Prompt: Return the lines where the word "nκατεύθυνση" occurs.

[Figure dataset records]

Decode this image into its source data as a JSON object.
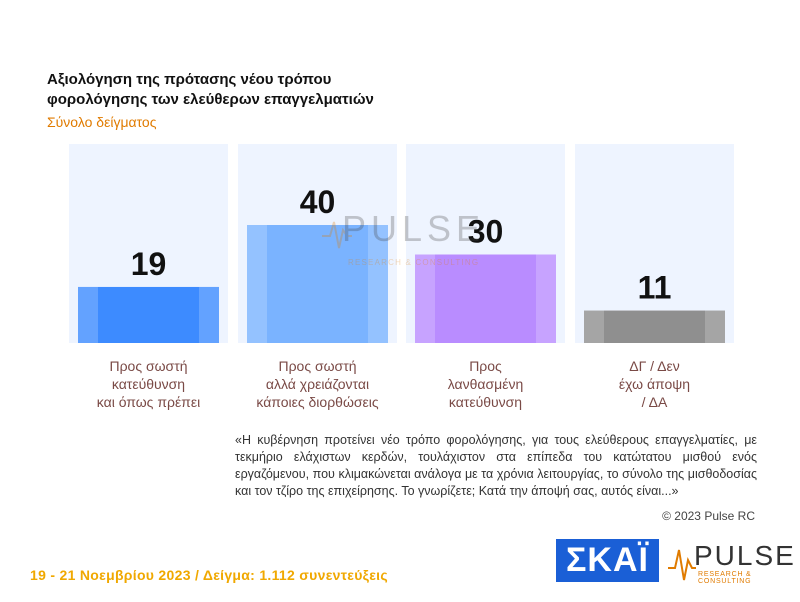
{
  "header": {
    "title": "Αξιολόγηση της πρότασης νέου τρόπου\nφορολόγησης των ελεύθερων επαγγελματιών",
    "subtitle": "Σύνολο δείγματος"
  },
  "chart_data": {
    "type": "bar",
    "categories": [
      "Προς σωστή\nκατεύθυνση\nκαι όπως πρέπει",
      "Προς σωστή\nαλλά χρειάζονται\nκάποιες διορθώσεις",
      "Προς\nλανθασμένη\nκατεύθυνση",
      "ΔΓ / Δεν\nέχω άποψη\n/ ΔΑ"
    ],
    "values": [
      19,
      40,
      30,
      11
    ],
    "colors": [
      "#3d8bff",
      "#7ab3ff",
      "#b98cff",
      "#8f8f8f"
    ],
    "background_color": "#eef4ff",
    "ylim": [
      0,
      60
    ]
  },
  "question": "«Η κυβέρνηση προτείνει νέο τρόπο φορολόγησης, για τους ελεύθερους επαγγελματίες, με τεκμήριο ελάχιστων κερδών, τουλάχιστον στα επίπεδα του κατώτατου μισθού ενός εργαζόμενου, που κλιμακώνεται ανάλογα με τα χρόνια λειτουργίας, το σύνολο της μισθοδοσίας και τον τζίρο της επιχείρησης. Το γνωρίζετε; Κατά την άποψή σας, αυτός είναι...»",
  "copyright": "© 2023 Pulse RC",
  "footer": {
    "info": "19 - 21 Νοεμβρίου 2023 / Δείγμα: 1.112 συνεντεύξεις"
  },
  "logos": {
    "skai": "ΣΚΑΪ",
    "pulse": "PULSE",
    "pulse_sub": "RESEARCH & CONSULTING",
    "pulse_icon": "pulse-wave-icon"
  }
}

--

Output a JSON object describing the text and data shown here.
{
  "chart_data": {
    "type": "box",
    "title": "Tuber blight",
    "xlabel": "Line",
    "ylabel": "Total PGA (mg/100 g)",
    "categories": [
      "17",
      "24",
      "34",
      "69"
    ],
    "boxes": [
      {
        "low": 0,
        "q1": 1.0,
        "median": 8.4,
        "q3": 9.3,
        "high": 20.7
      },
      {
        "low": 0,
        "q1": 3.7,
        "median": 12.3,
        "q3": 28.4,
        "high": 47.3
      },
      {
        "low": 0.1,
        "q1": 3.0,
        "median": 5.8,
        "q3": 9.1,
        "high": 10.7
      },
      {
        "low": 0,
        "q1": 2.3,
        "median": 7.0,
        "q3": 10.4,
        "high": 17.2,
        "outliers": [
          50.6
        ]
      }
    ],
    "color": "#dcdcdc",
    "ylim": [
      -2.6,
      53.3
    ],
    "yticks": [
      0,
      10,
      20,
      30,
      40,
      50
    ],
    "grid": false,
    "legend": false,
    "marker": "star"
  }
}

==

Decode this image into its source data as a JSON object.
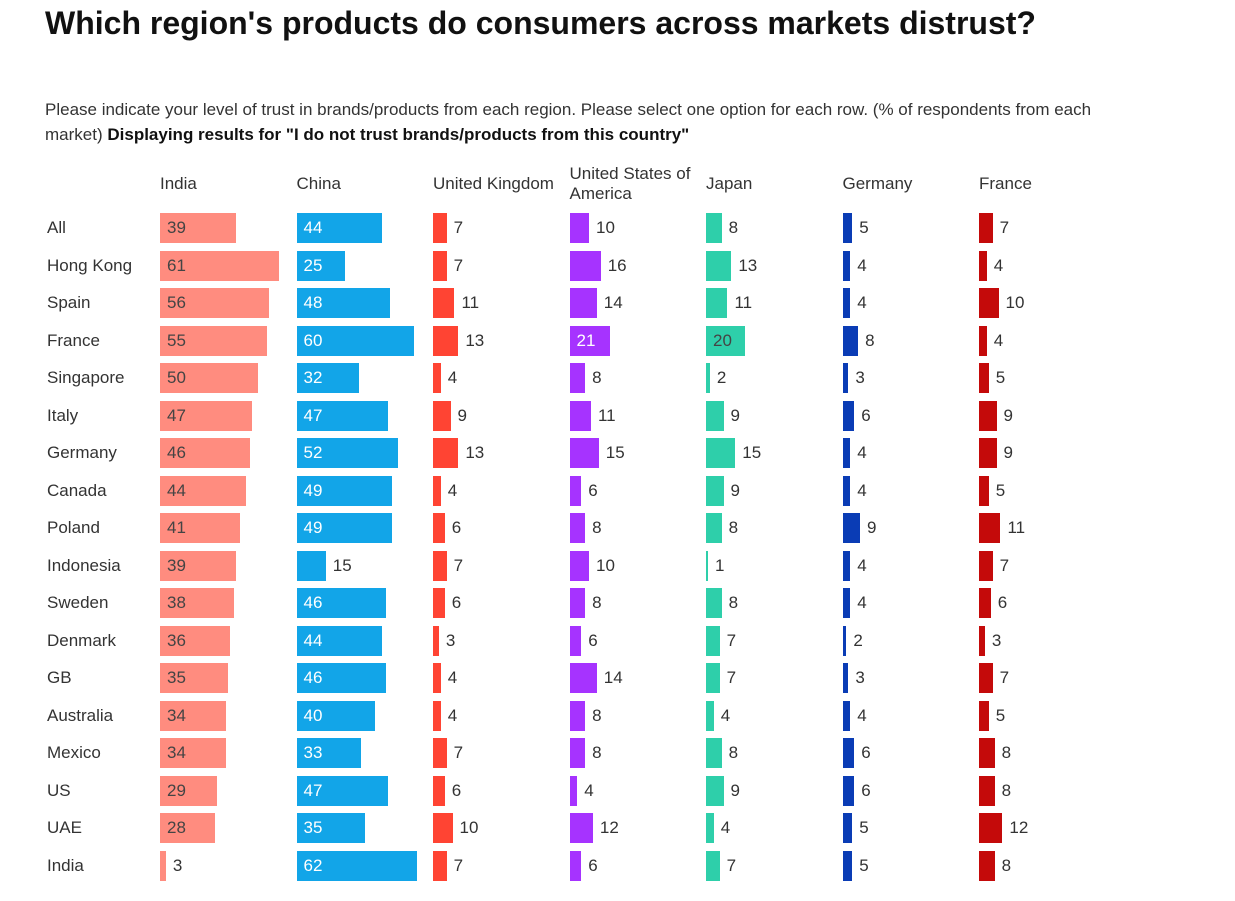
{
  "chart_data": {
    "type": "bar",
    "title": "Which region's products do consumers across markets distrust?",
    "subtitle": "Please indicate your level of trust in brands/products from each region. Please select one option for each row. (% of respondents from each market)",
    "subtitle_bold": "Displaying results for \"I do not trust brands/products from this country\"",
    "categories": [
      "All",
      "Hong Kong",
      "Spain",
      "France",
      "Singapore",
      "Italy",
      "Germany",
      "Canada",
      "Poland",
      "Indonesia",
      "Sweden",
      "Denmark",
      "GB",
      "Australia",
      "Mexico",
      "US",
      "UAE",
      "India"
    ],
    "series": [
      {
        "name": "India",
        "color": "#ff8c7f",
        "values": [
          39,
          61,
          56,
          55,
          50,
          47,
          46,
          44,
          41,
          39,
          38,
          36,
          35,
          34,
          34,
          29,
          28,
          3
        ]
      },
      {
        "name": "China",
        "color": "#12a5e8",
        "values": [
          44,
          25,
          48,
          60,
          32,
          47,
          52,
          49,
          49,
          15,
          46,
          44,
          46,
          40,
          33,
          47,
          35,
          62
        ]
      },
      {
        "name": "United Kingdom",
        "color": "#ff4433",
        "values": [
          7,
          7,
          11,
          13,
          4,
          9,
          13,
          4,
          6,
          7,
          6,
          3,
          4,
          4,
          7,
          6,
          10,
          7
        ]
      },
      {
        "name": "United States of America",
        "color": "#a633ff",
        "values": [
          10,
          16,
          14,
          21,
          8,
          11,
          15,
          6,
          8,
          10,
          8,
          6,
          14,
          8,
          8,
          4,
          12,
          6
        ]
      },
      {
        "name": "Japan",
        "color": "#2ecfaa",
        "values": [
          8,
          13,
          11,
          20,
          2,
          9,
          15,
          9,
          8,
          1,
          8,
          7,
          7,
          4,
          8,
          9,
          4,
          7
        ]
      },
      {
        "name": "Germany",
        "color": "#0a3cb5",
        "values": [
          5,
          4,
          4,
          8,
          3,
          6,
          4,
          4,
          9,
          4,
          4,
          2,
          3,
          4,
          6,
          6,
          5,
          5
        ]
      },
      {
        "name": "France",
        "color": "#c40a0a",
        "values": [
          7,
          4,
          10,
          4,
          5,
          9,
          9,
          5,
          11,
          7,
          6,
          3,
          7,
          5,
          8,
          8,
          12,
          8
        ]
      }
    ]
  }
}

Task output:
      "Προς σωστή\nκατεύθυνση\nκαι όπως πρέπει",
      "Προς\nλανθασμένη\nκατεύθυνση",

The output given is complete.